[Written task] Quote all of the data exactly as given. Skip every picture it contains.
[START OF Data shown]
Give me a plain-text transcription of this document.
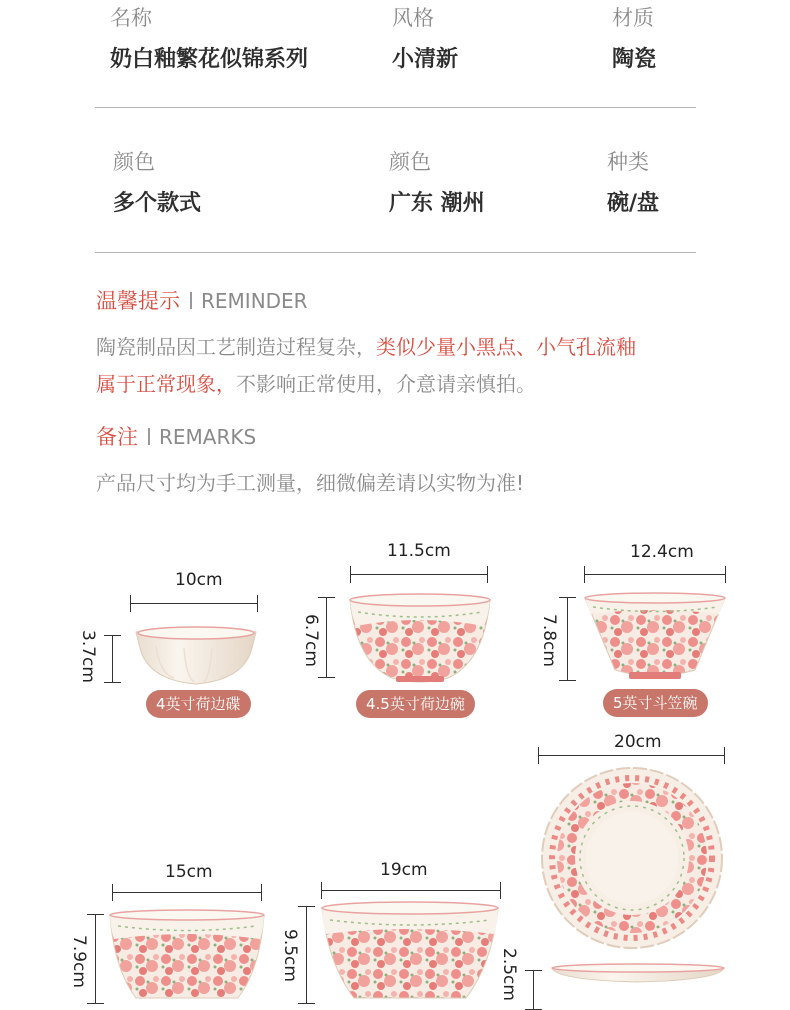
名称	风格	材质
奶白釉繁花似锦系列	小清新	陶瓷
颜色	颜色	种类
多个款式	广东 潮州	碗/盘
温馨提示 REMINDER
陶瓷制品因工艺制造过程复杂，类似少量小黑点、小气孔流釉
属于正常现象，不影响正常使用，介意请亲慎拍。
备注 REMARKS
产品尺寸均为手工测量，细微偏差请以实物为准!
10cm
3.7cm
4英寸荷边碟
11.5cm
6.7cm
4.5英寸荷边碗
12.4cm
7.8cm
5英寸斗笠碗
20cm
2.5cm
15cm
7.9cm
19cm
9.5cm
[END OF Data shown]
[Output for this exercise]
Give me a plain-text transcription of this document.
名称	风格	材质
奶白釉繁花似锦系列	小清新	陶瓷
颜色	颜色	种类
多个款式	广东 潮州	碗/盘
温馨提示 REMINDER
陶瓷制品因工艺制造过程复杂，类似少量小黑点、小气孔流釉
属于正常现象，不影响正常使用，介意请亲慎拍。
备注 REMARKS
产品尺寸均为手工测量，细微偏差请以实物为准!
10cm
3.7cm
4英寸荷边碟
11.5cm
6.7cm
4.5英寸荷边碗
12.4cm
7.8cm
5英寸斗笠碗
20cm
2.5cm
15cm
7.9cm
19cm
9.5cm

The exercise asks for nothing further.